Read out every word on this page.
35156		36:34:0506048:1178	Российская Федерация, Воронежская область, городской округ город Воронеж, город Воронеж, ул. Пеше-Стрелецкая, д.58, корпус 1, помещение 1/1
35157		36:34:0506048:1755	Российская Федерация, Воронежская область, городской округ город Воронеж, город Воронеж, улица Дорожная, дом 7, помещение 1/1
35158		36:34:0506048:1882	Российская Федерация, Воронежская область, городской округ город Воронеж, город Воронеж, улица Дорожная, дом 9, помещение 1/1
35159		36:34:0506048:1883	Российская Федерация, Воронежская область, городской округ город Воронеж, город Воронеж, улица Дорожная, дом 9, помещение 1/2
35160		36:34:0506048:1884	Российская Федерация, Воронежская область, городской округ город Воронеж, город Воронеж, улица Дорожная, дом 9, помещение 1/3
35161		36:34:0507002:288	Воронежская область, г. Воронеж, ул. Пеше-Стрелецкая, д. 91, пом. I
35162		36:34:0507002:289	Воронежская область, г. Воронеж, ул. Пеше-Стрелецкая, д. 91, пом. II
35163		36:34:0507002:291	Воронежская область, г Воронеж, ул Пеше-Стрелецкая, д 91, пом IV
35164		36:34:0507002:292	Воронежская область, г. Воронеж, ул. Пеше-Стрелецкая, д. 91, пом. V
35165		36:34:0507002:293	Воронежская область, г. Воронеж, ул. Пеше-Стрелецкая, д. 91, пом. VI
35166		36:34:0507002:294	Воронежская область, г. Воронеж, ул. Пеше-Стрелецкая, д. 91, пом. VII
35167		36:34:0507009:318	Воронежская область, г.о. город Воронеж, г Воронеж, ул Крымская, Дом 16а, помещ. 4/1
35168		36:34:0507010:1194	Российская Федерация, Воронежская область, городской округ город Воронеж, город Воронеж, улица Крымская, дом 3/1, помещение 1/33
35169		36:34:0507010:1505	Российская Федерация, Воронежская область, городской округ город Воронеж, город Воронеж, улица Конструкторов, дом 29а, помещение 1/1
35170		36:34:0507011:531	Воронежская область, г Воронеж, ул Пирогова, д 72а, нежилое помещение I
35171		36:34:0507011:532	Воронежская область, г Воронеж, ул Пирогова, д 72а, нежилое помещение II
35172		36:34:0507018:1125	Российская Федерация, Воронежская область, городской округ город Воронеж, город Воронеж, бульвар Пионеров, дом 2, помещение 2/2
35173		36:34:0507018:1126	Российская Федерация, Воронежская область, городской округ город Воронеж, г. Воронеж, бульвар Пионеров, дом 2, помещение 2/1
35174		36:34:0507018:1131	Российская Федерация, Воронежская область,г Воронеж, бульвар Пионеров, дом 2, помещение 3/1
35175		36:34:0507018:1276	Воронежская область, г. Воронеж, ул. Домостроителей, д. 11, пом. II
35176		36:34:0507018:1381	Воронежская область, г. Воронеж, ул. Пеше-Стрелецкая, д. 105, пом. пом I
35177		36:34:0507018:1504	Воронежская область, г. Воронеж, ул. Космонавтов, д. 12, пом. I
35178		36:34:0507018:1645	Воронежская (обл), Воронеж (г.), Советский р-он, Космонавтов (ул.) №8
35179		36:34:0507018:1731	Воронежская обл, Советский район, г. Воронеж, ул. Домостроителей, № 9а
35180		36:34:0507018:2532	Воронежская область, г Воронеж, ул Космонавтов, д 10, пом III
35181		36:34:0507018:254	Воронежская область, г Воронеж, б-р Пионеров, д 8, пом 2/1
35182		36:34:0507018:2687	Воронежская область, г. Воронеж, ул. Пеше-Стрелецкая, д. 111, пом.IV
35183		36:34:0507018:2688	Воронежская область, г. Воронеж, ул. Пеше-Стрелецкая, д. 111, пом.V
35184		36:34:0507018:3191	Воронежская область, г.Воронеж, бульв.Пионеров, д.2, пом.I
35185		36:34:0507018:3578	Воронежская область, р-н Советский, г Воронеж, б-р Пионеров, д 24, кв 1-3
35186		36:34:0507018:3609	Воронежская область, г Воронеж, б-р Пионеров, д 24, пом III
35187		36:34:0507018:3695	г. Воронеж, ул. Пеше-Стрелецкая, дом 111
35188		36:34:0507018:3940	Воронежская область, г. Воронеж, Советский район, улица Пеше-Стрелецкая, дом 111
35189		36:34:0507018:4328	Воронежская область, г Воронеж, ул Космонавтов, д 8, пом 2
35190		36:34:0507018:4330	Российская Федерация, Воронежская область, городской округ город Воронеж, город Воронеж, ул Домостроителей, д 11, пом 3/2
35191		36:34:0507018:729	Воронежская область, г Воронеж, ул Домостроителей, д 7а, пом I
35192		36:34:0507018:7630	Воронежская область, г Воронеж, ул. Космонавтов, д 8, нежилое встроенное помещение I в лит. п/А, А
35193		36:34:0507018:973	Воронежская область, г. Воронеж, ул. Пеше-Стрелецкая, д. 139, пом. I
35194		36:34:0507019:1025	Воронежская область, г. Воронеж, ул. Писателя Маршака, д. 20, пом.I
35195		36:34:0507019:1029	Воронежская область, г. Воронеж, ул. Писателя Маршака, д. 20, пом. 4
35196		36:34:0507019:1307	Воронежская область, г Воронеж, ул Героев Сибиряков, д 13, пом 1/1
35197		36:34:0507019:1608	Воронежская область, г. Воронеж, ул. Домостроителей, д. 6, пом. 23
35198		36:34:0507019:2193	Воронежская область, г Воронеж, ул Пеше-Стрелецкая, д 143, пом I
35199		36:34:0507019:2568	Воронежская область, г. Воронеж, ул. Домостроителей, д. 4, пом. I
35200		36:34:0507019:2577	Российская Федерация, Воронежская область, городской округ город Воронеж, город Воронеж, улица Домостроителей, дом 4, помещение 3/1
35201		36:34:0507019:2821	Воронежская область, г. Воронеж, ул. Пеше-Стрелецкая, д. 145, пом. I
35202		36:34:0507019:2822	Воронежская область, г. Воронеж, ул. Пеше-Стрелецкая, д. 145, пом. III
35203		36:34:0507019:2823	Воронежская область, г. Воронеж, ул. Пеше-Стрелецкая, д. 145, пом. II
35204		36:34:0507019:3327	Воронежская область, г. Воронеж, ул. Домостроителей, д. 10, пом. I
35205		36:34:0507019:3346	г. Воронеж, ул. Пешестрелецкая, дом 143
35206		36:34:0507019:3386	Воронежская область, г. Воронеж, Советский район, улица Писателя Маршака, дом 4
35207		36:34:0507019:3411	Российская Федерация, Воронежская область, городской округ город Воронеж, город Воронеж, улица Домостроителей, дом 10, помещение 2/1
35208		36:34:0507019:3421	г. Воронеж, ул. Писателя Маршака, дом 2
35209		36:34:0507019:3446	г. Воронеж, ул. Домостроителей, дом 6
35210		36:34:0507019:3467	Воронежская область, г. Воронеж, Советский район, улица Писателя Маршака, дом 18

▸ **Given problem**: Take the lines above and print them exactly.

▸ **Response**:
Read out every word on this page.
35156		36:34:0506048:1178	Российская Федерация, Воронежская область, городской округ город Воронеж, город Воронеж, ул. Пеше-Стрелецкая, д.58, корпус 1, помещение 1/1
35157		36:34:0506048:1755	Российская Федерация, Воронежская область, городской округ город Воронеж, город Воронеж, улица Дорожная, дом 7, помещение 1/1
35158		36:34:0506048:1882	Российская Федерация, Воронежская область, городской округ город Воронеж, город Воронеж, улица Дорожная, дом 9, помещение 1/1
35159		36:34:0506048:1883	Российская Федерация, Воронежская область, городской округ город Воронеж, город Воронеж, улица Дорожная, дом 9, помещение 1/2
35160		36:34:0506048:1884	Российская Федерация, Воронежская область, городской округ город Воронеж, город Воронеж, улица Дорожная, дом 9, помещение 1/3
35161		36:34:0507002:288	Воронежская область, г. Воронеж, ул. Пеше-Стрелецкая, д. 91, пом. I
35162		36:34:0507002:289	Воронежская область, г. Воронеж, ул. Пеше-Стрелецкая, д. 91, пом. II
35163		36:34:0507002:291	Воронежская область, г Воронеж, ул Пеше-Стрелецкая, д 91, пом IV
35164		36:34:0507002:292	Воронежская область, г. Воронеж, ул. Пеше-Стрелецкая, д. 91, пом. V
35165		36:34:0507002:293	Воронежская область, г. Воронеж, ул. Пеше-Стрелецкая, д. 91, пом. VI
35166		36:34:0507002:294	Воронежская область, г. Воронеж, ул. Пеше-Стрелецкая, д. 91, пом. VII
35167		36:34:0507009:318	Воронежская область, г.о. город Воронеж, г Воронеж, ул Крымская, Дом 16а, помещ. 4/1
35168		36:34:0507010:1194	Российская Федерация, Воронежская область, городской округ город Воронеж, город Воронеж, улица Крымская, дом 3/1, помещение 1/33
35169		36:34:0507010:1505	Российская Федерация, Воронежская область, городской округ город Воронеж, город Воронеж, улица Конструкторов, дом 29а, помещение 1/1
35170		36:34:0507011:531	Воронежская область, г Воронеж, ул Пирогова, д 72а, нежилое помещение I
35171		36:34:0507011:532	Воронежская область, г Воронеж, ул Пирогова, д 72а, нежилое помещение II
35172		36:34:0507018:1125	Российская Федерация, Воронежская область, городской округ город Воронеж, город Воронеж, бульвар Пионеров, дом 2, помещение 2/2
35173		36:34:0507018:1126	Российская Федерация, Воронежская область, городской округ город Воронеж, г. Воронеж, бульвар Пионеров, дом 2, помещение 2/1
35174		36:34:0507018:1131	Российская Федерация, Воронежская область,г Воронеж, бульвар Пионеров, дом 2, помещение 3/1
35175		36:34:0507018:1276	Воронежская область, г. Воронеж, ул. Домостроителей, д. 11, пом. II
35176		36:34:0507018:1381	Воронежская область, г. Воронеж, ул. Пеше-Стрелецкая, д. 105, пом. пом I
35177		36:34:0507018:1504	Воронежская область, г. Воронеж, ул. Космонавтов, д. 12, пом. I
35178		36:34:0507018:1645	Воронежская (обл), Воронеж (г.), Советский р-он, Космонавтов (ул.) №8
35179		36:34:0507018:1731	Воронежская обл, Советский район, г. Воронеж, ул. Домостроителей, № 9а
35180		36:34:0507018:2532	Воронежская область, г Воронеж, ул Космонавтов, д 10, пом III
35181		36:34:0507018:254	Воронежская область, г Воронеж, б-р Пионеров, д 8, пом 2/1
35182		36:34:0507018:2687	Воронежская область, г. Воронеж, ул. Пеше-Стрелецкая, д. 111, пом.IV
35183		36:34:0507018:2688	Воронежская область, г. Воронеж, ул. Пеше-Стрелецкая, д. 111, пом.V
35184		36:34:0507018:3191	Воронежская область, г.Воронеж, бульв.Пионеров, д.2, пом.I
35185		36:34:0507018:3578	Воронежская область, р-н Советский, г Воронеж, б-р Пионеров, д 24, кв 1-3
35186		36:34:0507018:3609	Воронежская область, г Воронеж, б-р Пионеров, д 24, пом III
35187		36:34:0507018:3695	г. Воронеж, ул. Пеше-Стрелецкая, дом 111
35188		36:34:0507018:3940	Воронежская область, г. Воронеж, Советский район, улица Пеше-Стрелецкая, дом 111
35189		36:34:0507018:4328	Воронежская область, г Воронеж, ул Космонавтов, д 8, пом 2
35190		36:34:0507018:4330	Российская Федерация, Воронежская область, городской округ город Воронеж, город Воронеж, ул Домостроителей, д 11, пом 3/2
35191		36:34:0507018:729	Воронежская область, г Воронеж, ул Домостроителей, д 7а, пом I
35192		36:34:0507018:7630	Воронежская область, г Воронеж, ул. Космонавтов, д 8, нежилое встроенное помещение I в лит. п/А, А
35193		36:34:0507018:973	Воронежская область, г. Воронеж, ул. Пеше-Стрелецкая, д. 139, пом. I
35194		36:34:0507019:1025	Воронежская область, г. Воронеж, ул. Писателя Маршака, д. 20, пом.I
35195		36:34:0507019:1029	Воронежская область, г. Воронеж, ул. Писателя Маршака, д. 20, пом. 4
35196		36:34:0507019:1307	Воронежская область, г Воронеж, ул Героев Сибиряков, д 13, пом 1/1
35197		36:34:0507019:1608	Воронежская область, г. Воронеж, ул. Домостроителей, д. 6, пом. 23
35198		36:34:0507019:2193	Воронежская область, г Воронеж, ул Пеше-Стрелецкая, д 143, пом I
35199		36:34:0507019:2568	Воронежская область, г. Воронеж, ул. Домостроителей, д. 4, пом. I
35200		36:34:0507019:2577	Российская Федерация, Воронежская область, городской округ город Воронеж, город Воронеж, улица Домостроителей, дом 4, помещение 3/1
35201		36:34:0507019:2821	Воронежская область, г. Воронеж, ул. Пеше-Стрелецкая, д. 145, пом. I
35202		36:34:0507019:2822	Воронежская область, г. Воронеж, ул. Пеше-Стрелецкая, д. 145, пом. III
35203		36:34:0507019:2823	Воронежская область, г. Воронеж, ул. Пеше-Стрелецкая, д. 145, пом. II
35204		36:34:0507019:3327	Воронежская область, г. Воронеж, ул. Домостроителей, д. 10, пом. I
35205		36:34:0507019:3346	г. Воронеж, ул. Пешестрелецкая, дом 143
35206		36:34:0507019:3386	Воронежская область, г. Воронеж, Советский район, улица Писателя Маршака, дом 4
35207		36:34:0507019:3411	Российская Федерация, Воронежская область, городской округ город Воронеж, город Воронеж, улица Домостроителей, дом 10, помещение 2/1
35208		36:34:0507019:3421	г. Воронеж, ул. Писателя Маршака, дом 2
35209		36:34:0507019:3446	г. Воронеж, ул. Домостроителей, дом 6
35210		36:34:0507019:3467	Воронежская область, г. Воронеж, Советский район, улица Писателя Маршака, дом 18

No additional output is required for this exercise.